→ **PROBLEM**: Find each line with the string "this" and copy it.

====================

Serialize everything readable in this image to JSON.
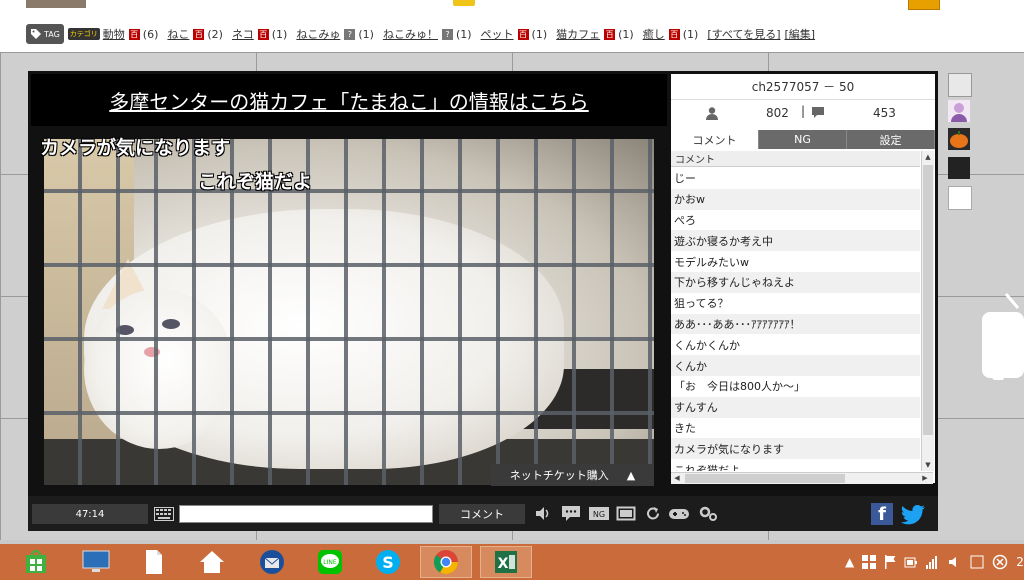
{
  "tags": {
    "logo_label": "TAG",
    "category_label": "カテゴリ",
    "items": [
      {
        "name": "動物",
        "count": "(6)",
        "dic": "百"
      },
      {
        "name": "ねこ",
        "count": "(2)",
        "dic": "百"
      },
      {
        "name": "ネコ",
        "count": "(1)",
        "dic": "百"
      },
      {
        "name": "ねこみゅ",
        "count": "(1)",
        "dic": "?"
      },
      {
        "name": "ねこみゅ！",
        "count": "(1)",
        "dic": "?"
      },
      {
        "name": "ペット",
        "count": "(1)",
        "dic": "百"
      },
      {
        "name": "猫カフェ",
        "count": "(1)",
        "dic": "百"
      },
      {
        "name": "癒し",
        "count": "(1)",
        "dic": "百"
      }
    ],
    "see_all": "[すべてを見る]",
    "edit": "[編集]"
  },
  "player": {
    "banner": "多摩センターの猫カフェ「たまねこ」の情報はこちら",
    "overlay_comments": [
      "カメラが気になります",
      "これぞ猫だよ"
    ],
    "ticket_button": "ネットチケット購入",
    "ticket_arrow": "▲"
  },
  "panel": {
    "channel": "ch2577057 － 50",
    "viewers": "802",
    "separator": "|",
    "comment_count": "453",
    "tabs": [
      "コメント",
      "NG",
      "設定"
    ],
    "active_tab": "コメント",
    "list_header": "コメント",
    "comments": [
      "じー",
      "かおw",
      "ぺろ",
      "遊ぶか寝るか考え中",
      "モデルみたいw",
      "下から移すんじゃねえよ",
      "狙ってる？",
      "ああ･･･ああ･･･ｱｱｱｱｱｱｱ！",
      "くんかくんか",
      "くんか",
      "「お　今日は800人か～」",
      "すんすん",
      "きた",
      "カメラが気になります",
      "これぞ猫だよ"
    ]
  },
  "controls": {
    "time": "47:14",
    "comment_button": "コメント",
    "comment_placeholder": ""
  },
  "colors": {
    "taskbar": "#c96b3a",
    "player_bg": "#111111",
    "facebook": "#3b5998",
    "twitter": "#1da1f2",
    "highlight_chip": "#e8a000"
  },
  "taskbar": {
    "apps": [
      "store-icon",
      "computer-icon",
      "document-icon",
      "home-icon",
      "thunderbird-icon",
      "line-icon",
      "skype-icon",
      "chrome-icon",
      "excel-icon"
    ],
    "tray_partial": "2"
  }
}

====================

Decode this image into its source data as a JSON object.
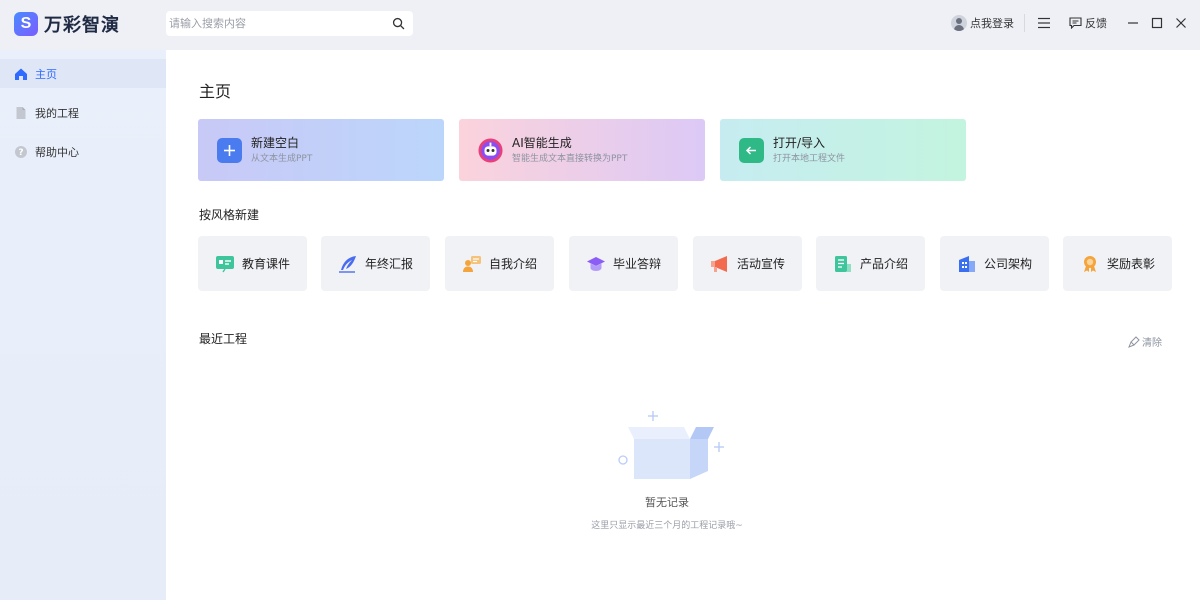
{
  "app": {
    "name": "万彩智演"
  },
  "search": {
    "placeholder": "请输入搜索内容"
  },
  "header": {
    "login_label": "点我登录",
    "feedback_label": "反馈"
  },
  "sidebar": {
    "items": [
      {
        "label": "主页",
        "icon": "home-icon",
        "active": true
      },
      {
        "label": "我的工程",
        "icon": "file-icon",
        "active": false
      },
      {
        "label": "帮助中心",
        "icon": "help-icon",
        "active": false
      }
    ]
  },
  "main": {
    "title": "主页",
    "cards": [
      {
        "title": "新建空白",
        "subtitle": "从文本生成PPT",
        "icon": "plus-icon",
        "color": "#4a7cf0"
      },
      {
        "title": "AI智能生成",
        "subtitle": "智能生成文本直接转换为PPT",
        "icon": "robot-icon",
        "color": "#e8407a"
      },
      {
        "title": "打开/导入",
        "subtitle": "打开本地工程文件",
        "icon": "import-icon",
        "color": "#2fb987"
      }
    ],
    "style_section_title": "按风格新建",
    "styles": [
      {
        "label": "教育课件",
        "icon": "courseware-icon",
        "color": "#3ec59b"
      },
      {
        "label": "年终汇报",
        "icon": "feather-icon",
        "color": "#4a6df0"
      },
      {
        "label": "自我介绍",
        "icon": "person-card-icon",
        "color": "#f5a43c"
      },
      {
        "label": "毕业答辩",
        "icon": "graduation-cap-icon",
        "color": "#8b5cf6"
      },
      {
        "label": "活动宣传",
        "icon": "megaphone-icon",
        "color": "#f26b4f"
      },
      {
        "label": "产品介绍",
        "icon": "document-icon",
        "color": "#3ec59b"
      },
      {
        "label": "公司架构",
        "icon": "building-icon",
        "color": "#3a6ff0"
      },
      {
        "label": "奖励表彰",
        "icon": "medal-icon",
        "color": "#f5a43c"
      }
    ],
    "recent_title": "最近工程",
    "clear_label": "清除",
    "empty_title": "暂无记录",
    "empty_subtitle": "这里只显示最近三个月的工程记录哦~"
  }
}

====================

→ **SOLUTION**:
Serialize everything readable in this image to JSON.
Decode this image into its source data as a JSON object.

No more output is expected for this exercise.